### Records shown
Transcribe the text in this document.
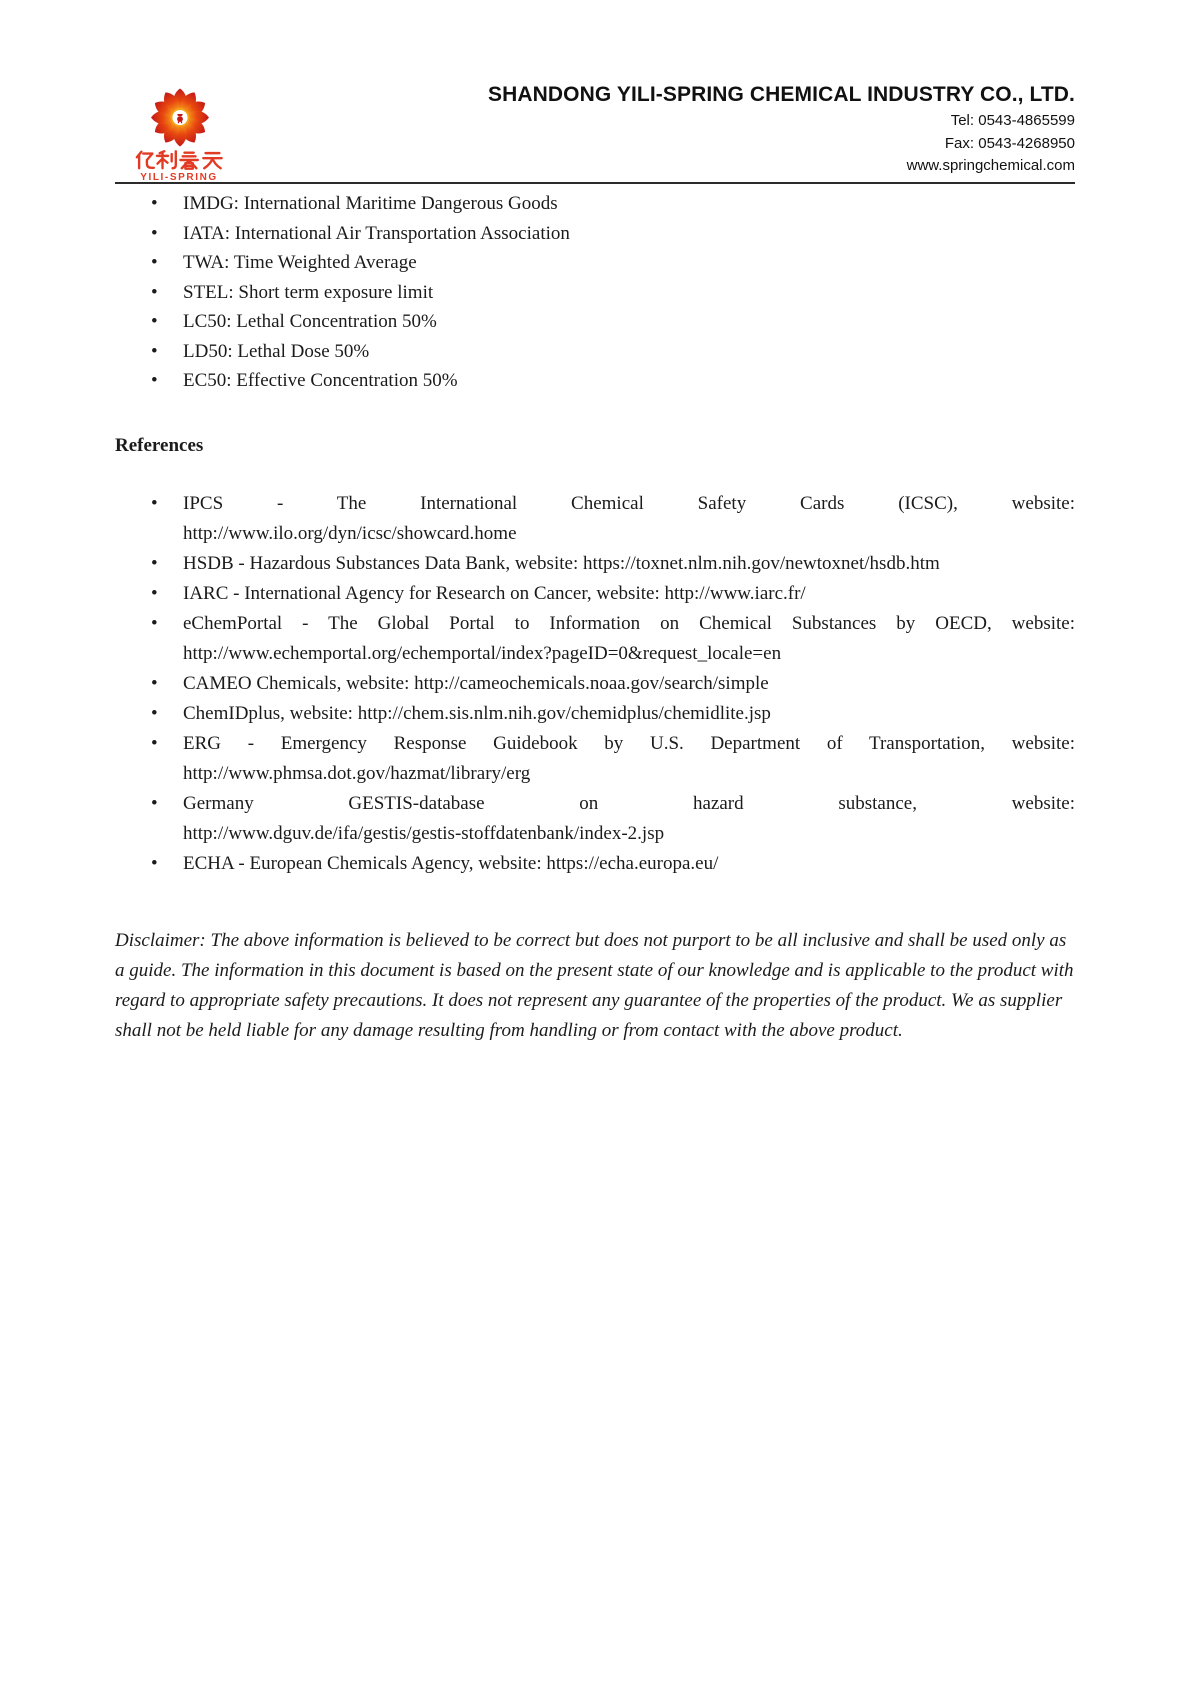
YILI-SPRING
SHANDONG YILI-SPRING CHEMICAL INDUSTRY CO., LTD.
Tel: 0543-4865599
Fax: 0543-4268950
www.springchemical.com
• IMDG: International Maritime Dangerous Goods
• IATA: International Air Transportation Association
• TWA: Time Weighted Average
• STEL: Short term exposure limit
• LC50: Lethal Concentration 50%
• LD50: Lethal Dose 50%
• EC50: Effective Concentration 50%
References
• IPCS - The International Chemical Safety Cards (ICSC), website:
http://www.ilo.org/dyn/icsc/showcard.home
• HSDB - Hazardous Substances Data Bank, website: https://toxnet.nlm.nih.gov/newtoxnet/hsdb.htm
• IARC - International Agency for Research on Cancer, website: http://www.iarc.fr/
• eChemPortal - The Global Portal to Information on Chemical Substances by OECD, website:
http://www.echemportal.org/echemportal/index?pageID=0&request_locale=en
• CAMEO Chemicals, website: http://cameochemicals.noaa.gov/search/simple
• ChemIDplus, website: http://chem.sis.nlm.nih.gov/chemidplus/chemidlite.jsp
• ERG - Emergency Response Guidebook by U.S. Department of Transportation, website:
http://www.phmsa.dot.gov/hazmat/library/erg
• Germany GESTIS-database on hazard substance, website:
http://www.dguv.de/ifa/gestis/gestis-stoffdatenbank/index-2.jsp
• ECHA - European Chemicals Agency, website: https://echa.europa.eu/

Disclaimer: The above information is believed to be correct but does not purport to be all inclusive and shall be used only as a guide. The information in this document is based on the present state of our knowledge and is applicable to the product with regard to appropriate safety precautions. It does not represent any guarantee of the properties of the product. We as supplier shall not be held liable for any damage resulting from handling or from contact with the above product.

### Goal
The listing above needs to be output again exactly. Don't include the pictures.

### Answer to the problem
Transcribe the text in this document.
YILI-SPRING
SHANDONG YILI-SPRING CHEMICAL INDUSTRY CO., LTD.
Tel: 0543-4865599
Fax: 0543-4268950
www.springchemical.com
• IMDG: International Maritime Dangerous Goods
• IATA: International Air Transportation Association
• TWA: Time Weighted Average
• STEL: Short term exposure limit
• LC50: Lethal Concentration 50%
• LD50: Lethal Dose 50%
• EC50: Effective Concentration 50%
References
• IPCS - The International Chemical Safety Cards (ICSC), website:
http://www.ilo.org/dyn/icsc/showcard.home
• HSDB - Hazardous Substances Data Bank, website: https://toxnet.nlm.nih.gov/newtoxnet/hsdb.htm
• IARC - International Agency for Research on Cancer, website: http://www.iarc.fr/
• eChemPortal - The Global Portal to Information on Chemical Substances by OECD, website:
http://www.echemportal.org/echemportal/index?pageID=0&request_locale=en
• CAMEO Chemicals, website: http://cameochemicals.noaa.gov/search/simple
• ChemIDplus, website: http://chem.sis.nlm.nih.gov/chemidplus/chemidlite.jsp
• ERG - Emergency Response Guidebook by U.S. Department of Transportation, website:
http://www.phmsa.dot.gov/hazmat/library/erg
• Germany GESTIS-database on hazard substance, website:
http://www.dguv.de/ifa/gestis/gestis-stoffdatenbank/index-2.jsp
• ECHA - European Chemicals Agency, website: https://echa.europa.eu/

Disclaimer: The above information is believed to be correct but does not purport to be all inclusive and shall be used only as a guide. The information in this document is based on the present state of our knowledge and is applicable to the product with regard to appropriate safety precautions. It does not represent any guarantee of the properties of the product. We as supplier shall not be held liable for any damage resulting from handling or from contact with the above product.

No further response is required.